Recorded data
--------------------------------

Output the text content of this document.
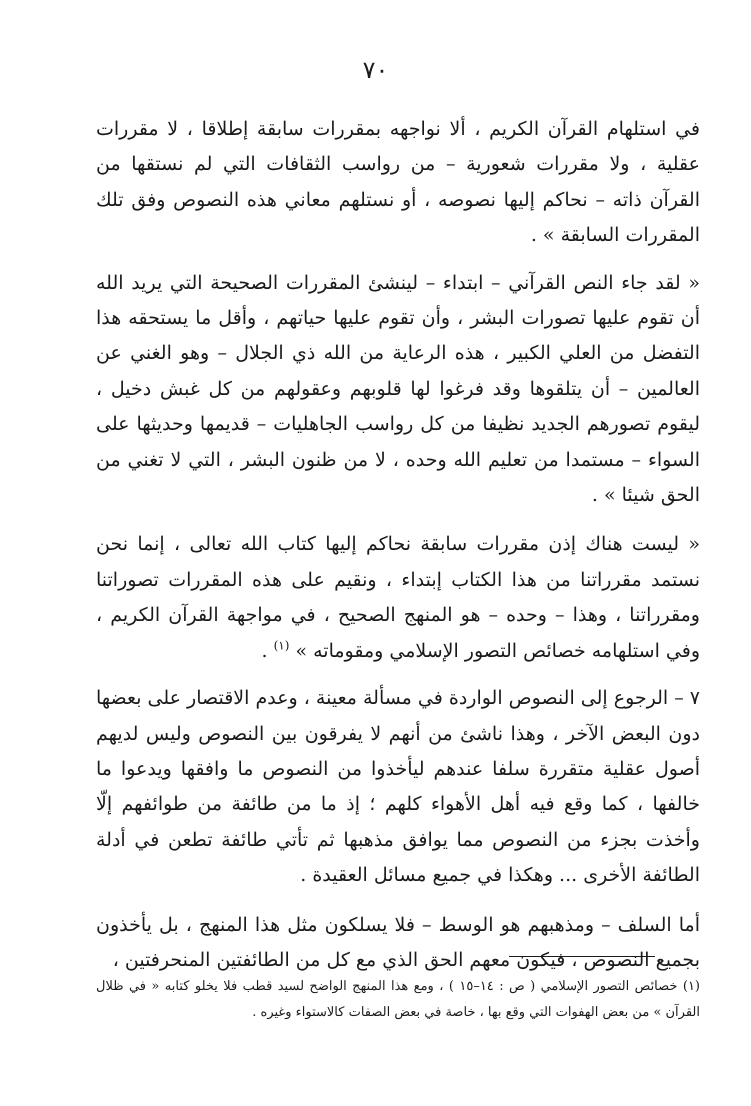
٧٠

في استلهام القرآن الكريم ، ألا نواجهه بمقررات سابقة إطلاقا ، لا مقررات عقلية ، ولا مقررات شعورية – من رواسب الثقافات التي لم نستقها من القرآن ذاته – نحاكم إليها نصوصه ، أو نستلهم معاني هذه النصوص وفق تلك المقررات السابقة » .

« لقد جاء النص القرآني – ابتداء – لينشئ المقررات الصحيحة التي يريد الله أن تقوم عليها تصورات البشر ، وأن تقوم عليها حياتهم ، وأقل ما يستحقه هذا التفضل من العلي الكبير ، هذه الرعاية من الله ذي الجلال – وهو الغني عن العالمين – أن يتلقوها وقد فرغوا لها قلوبهم وعقولهم من كل غبش دخيل ، ليقوم تصورهم الجديد نظيفا من كل رواسب الجاهليات – قديمها وحديثها على السواء – مستمدا من تعليم الله وحده ، لا من ظنون البشر ، التي لا تغني من الحق شيئا » .

« ليست هناك إذن مقررات سابقة نحاكم إليها كتاب الله تعالى ، إنما نحن نستمد مقرراتنا من هذا الكتاب إبتداء ، ونقيم على هذه المقررات تصوراتنا ومقرراتنا ، وهذا – وحده – هو المنهج الصحيح ، في مواجهة القرآن الكريم ، وفي استلهامه خصائص التصور الإسلامي ومقوماته » $^{(١)}$ .

٧ – الرجوع إلى النصوص الواردة في مسألة معينة ، وعدم الاقتصار على بعضها دون البعض الآخر ، وهذا ناشئ من أنهم لا يفرقون بين النصوص وليس لديهم أصول عقلية متقررة سلفا عندهم ليأخذوا من النصوص ما وافقها ويدعوا ما خالفها ، كما وقع فيه أهل الأهواء كلهم ؛ إذ ما من طائفة من طوائفهم إلّا وأخذت بجزء من النصوص مما يوافق مذهبها ثم تأتي طائفة تطعن في أدلة الطائفة الأخرى ... وهكذا في جميع مسائل العقيدة .

أما السلف – ومذهبهم هو الوسط – فلا يسلكون مثل هذا المنهج ، بل يأخذون بجميع النصوص ، فيكون معهم الحق الذي مع كل من الطائفتين المنحرفتين ،

(١) خصائص التصور الإسلامي ( ص : ١٤–١٥ ) ، ومع هذا المنهج الواضح لسيد قطب فلا يخلو كتابه « في ظلال القرآن » من بعض الهفوات التي وقع بها ، خاصة في بعض الصفات كالاستواء وغيره .
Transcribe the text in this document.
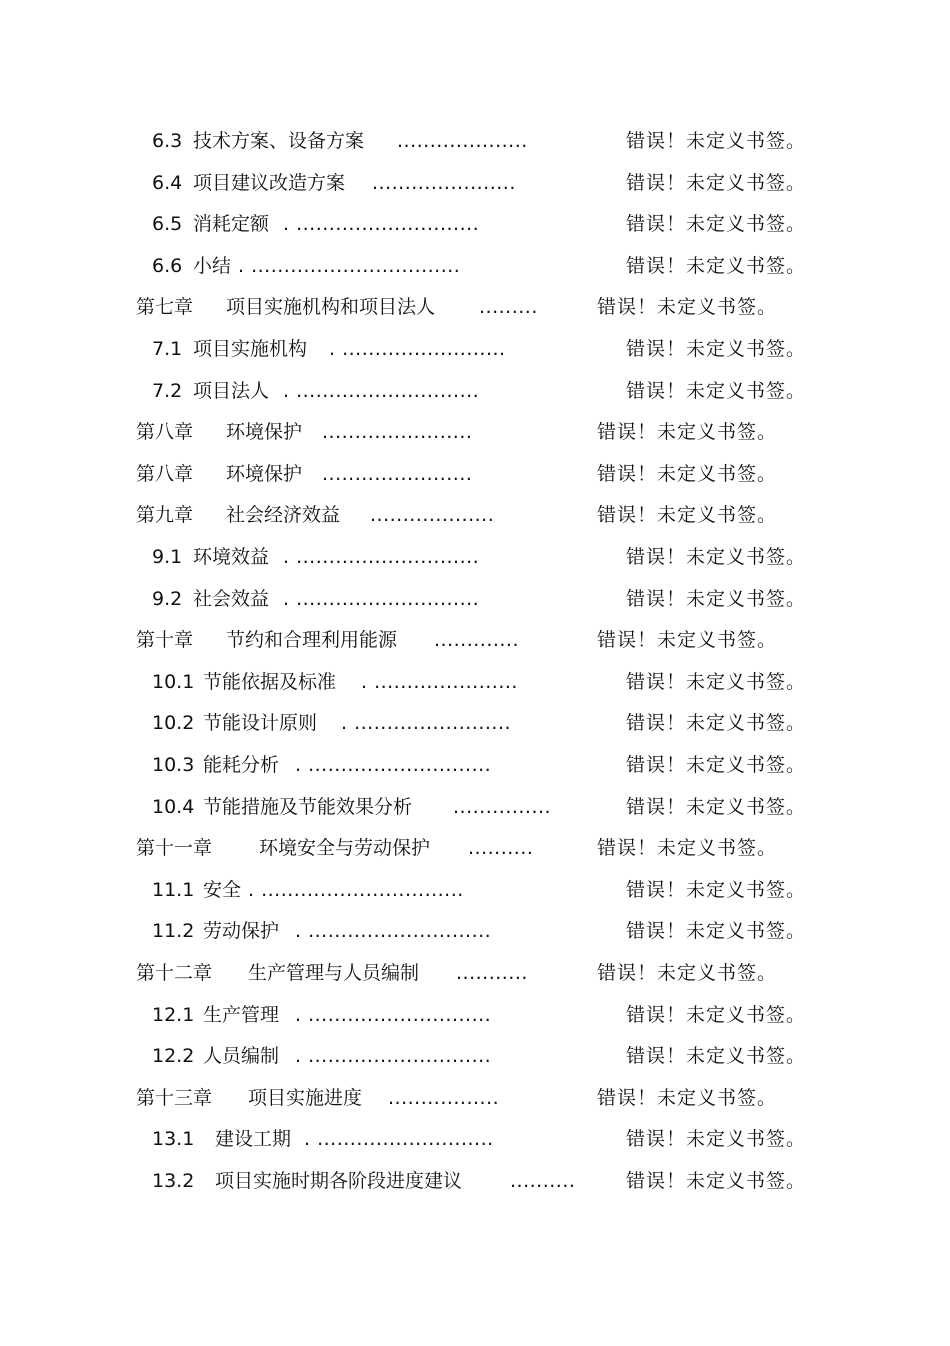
6.3 技术方案、设备方案 ....................	错误！未定义书签。
6.4 项目建议改造方案 ......................	错误！未定义书签。
6.5 消耗定额 . ............................	错误！未定义书签。
6.6 小结 . ................................	错误！未定义书签。
第七章 项目实施机构和项目法人 .........	错误！未定义书签。
7.1 项目实施机构 . .........................	错误！未定义书签。
7.2 项目法人 . ............................	错误！未定义书签。
第八章 环境保护 .......................	错误！未定义书签。
第八章 环境保护 .......................	错误！未定义书签。
第九章 社会经济效益 ...................	错误！未定义书签。
9.1 环境效益 . ............................	错误！未定义书签。
9.2 社会效益 . ............................	错误！未定义书签。
第十章 节约和合理利用能源 .............	错误！未定义书签。
10.1 节能依据及标准 . ......................	错误！未定义书签。
10.2 节能设计原则 . ........................	错误！未定义书签。
10.3 能耗分析 . ............................	错误！未定义书签。
10.4 节能措施及节能效果分析 ...............	错误！未定义书签。
第十一章 环境安全与劳动保护 ..........	错误！未定义书签。
11.1 安全 . ...............................	错误！未定义书签。
11.2 劳动保护 . ............................	错误！未定义书签。
第十二章 生产管理与人员编制 ...........	错误！未定义书签。
12.1 生产管理 . ............................	错误！未定义书签。
12.2 人员编制 . ............................	错误！未定义书签。
第十三章 项目实施进度 .................	错误！未定义书签。
13.1 建设工期 . ...........................	错误！未定义书签。
13.2 项目实施时期各阶段进度建议	..........	错误！未定义书签。
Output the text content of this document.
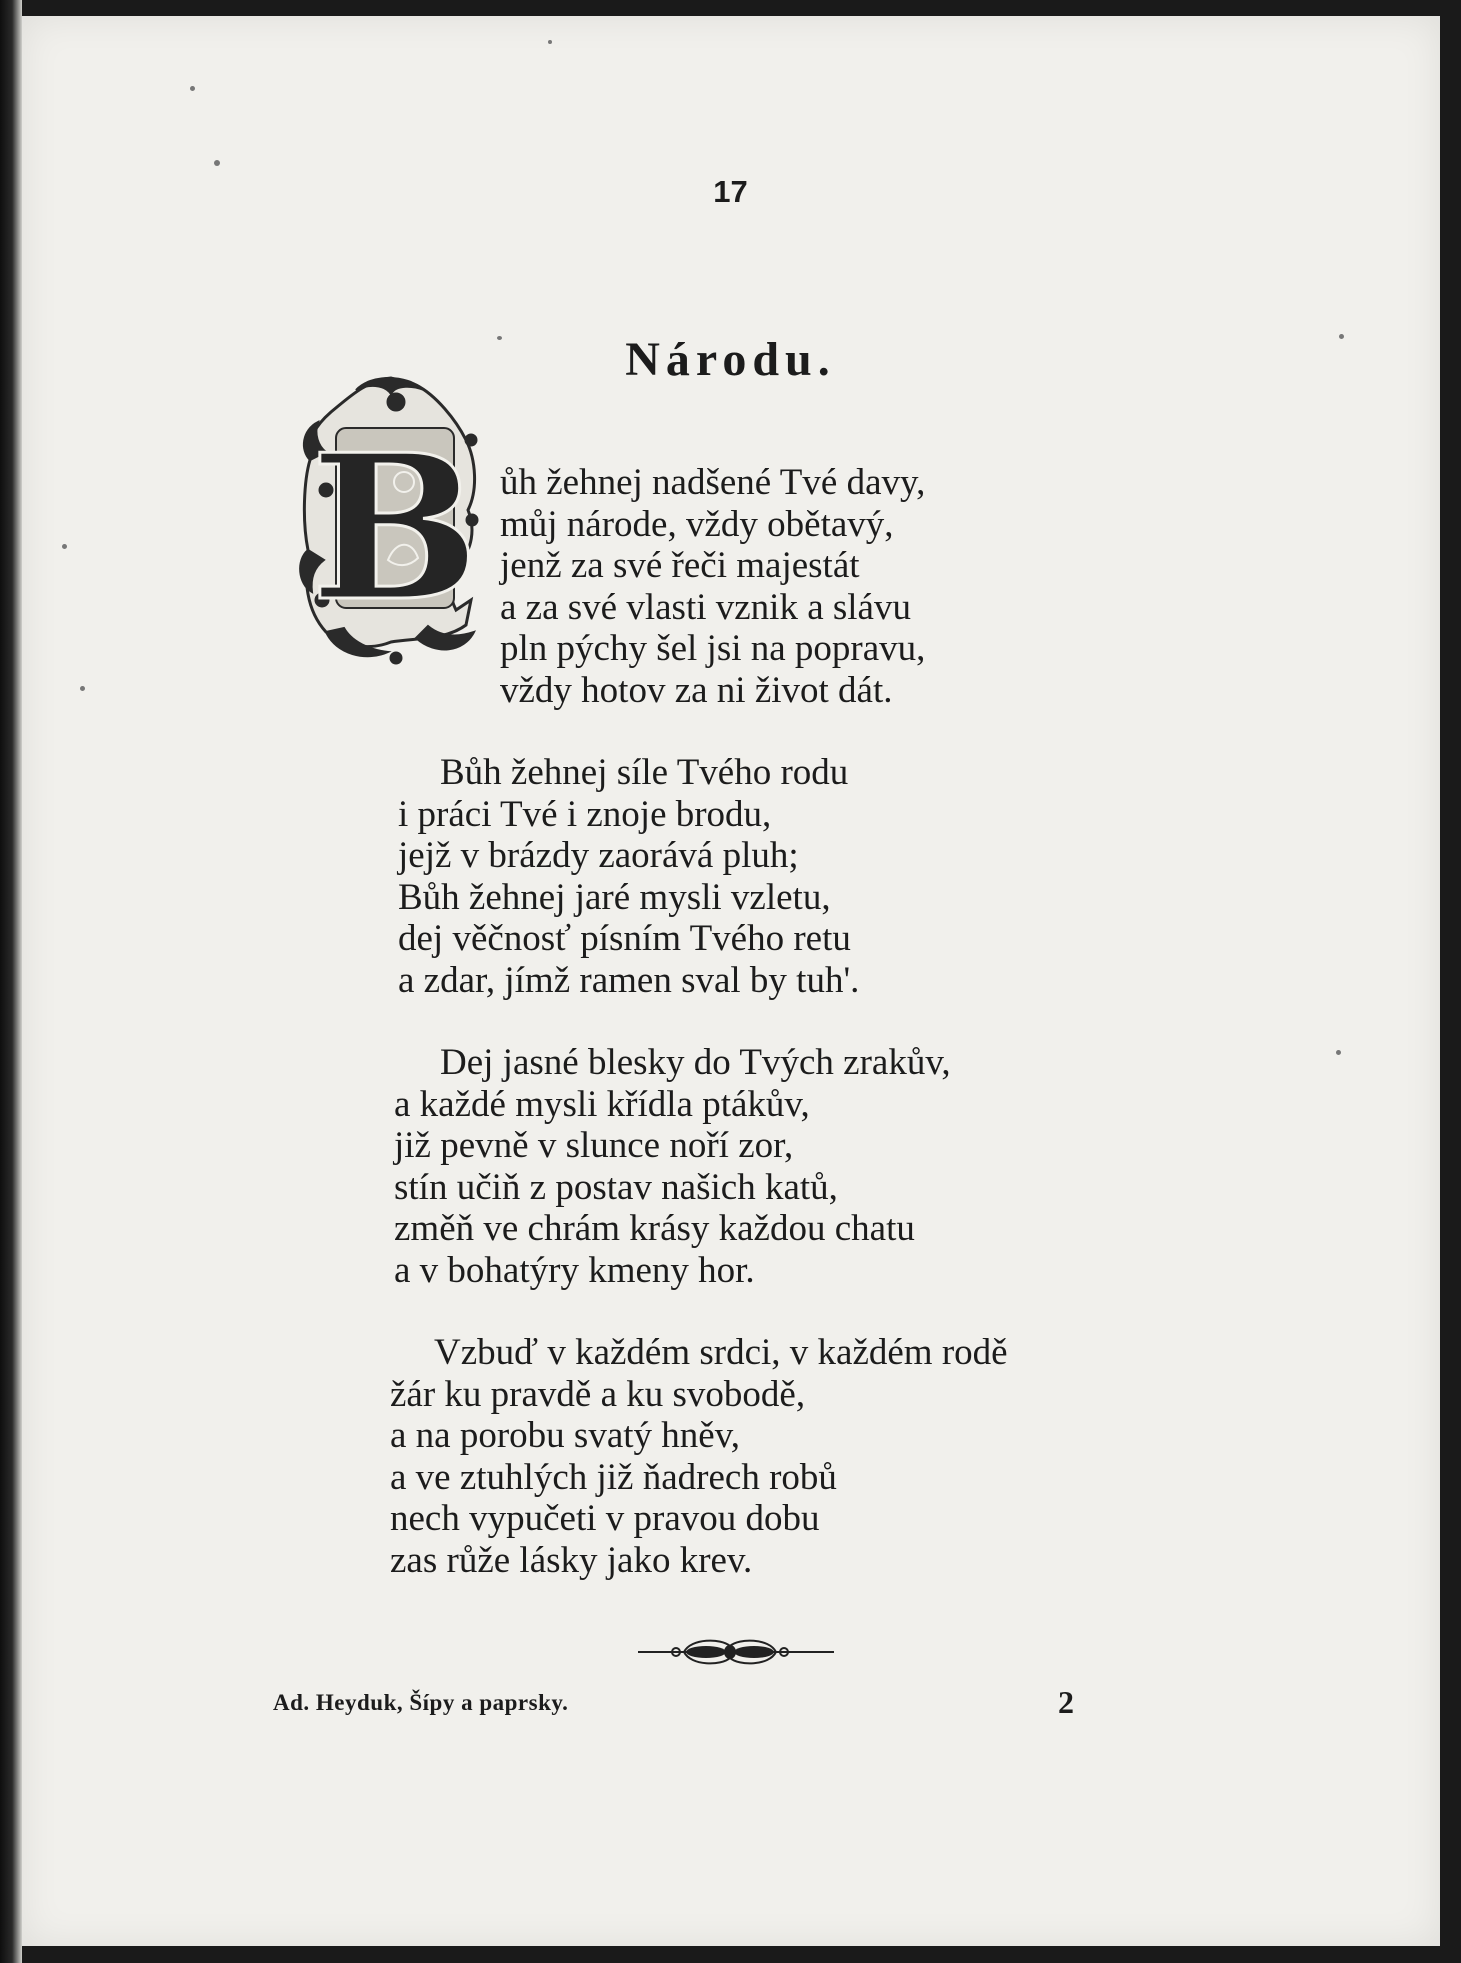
17
Národu.
B ůh žehnej nadšené Tvé davy,
můj národe, vždy obětavý,
jenž za své řeči majestát
a za své vlasti vznik a slávu
pln pýchy šel jsi na popravu,
vždy hotov za ni život dát.
Bůh žehnej síle Tvého rodu
i práci Tvé i znoje brodu,
jejž v brázdy zaorává pluh;
Bůh žehnej jaré mysli vzletu,
dej věčnosť písním Tvého retu
a zdar, jímž ramen sval by tuh'.
Dej jasné blesky do Tvých zrakův,
a každé mysli křídla ptákův,
již pevně v slunce noří zor,
stín učiň z postav našich katů,
změň ve chrám krásy každou chatu
a v bohatýry kmeny hor.
Vzbuď v každém srdci, v každém rodě
žár ku pravdě a ku svobodě,
a na porobu svatý hněv,
a ve ztuhlých již ňadrech robů
nech vypučeti v pravou dobu
zas růže lásky jako krev.
Ad. Heyduk, Šípy a paprsky.	2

--------------------------------

_Description of the task_.
From the material, report only how many lines include the word "žehnej".

_Result of the exercise_.
3